--- start MATERIAL TO PROCESS ---

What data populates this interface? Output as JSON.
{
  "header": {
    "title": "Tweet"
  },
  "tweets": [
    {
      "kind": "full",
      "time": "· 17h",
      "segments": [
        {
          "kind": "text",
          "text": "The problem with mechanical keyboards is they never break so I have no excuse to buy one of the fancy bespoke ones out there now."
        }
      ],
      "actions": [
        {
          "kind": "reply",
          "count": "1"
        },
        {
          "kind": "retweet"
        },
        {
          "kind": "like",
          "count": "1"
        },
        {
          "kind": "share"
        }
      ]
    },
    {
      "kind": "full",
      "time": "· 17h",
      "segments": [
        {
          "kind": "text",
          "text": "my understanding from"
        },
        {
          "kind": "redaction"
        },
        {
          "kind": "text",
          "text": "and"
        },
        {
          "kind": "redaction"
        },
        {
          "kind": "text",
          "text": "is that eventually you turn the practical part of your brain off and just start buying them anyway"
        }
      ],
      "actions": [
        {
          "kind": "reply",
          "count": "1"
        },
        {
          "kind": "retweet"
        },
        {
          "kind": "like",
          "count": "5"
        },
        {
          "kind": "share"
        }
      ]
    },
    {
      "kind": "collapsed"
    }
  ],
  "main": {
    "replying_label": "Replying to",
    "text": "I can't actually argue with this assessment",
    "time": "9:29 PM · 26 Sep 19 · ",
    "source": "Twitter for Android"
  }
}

--- end MATERIAL TO PROCESS ---

### STATED GOAL
Give back the whole listing, word for word.

### WRITTEN SOLUTION
What data populates this interface? Output as JSON.
{
  "header": {
    "title": "Tweet"
  },
  "tweets": [
    {
      "kind": "full",
      "time": "· 17h",
      "segments": [
        {
          "kind": "text",
          "text": "The problem with mechanical keyboards is they never break so I have no excuse to buy one of the fancy bespoke ones out there now."
        }
      ],
      "actions": [
        {
          "kind": "reply",
          "count": "1"
        },
        {
          "kind": "retweet"
        },
        {
          "kind": "like",
          "count": "1"
        },
        {
          "kind": "share"
        }
      ]
    },
    {
      "kind": "full",
      "time": "· 17h",
      "segments": [
        {
          "kind": "text",
          "text": "my understanding from"
        },
        {
          "kind": "redaction"
        },
        {
          "kind": "text",
          "text": "and"
        },
        {
          "kind": "redaction"
        },
        {
          "kind": "text",
          "text": "is that eventually you turn the practical part of your brain off and just start buying them anyway"
        }
      ],
      "actions": [
        {
          "kind": "reply",
          "count": "1"
        },
        {
          "kind": "retweet"
        },
        {
          "kind": "like",
          "count": "5"
        },
        {
          "kind": "share"
        }
      ]
    },
    {
      "kind": "collapsed"
    }
  ],
  "main": {
    "replying_label": "Replying to",
    "text": "I can't actually argue with this assessment",
    "time": "9:29 PM · 26 Sep 19 · ",
    "source": "Twitter for Android"
  }
}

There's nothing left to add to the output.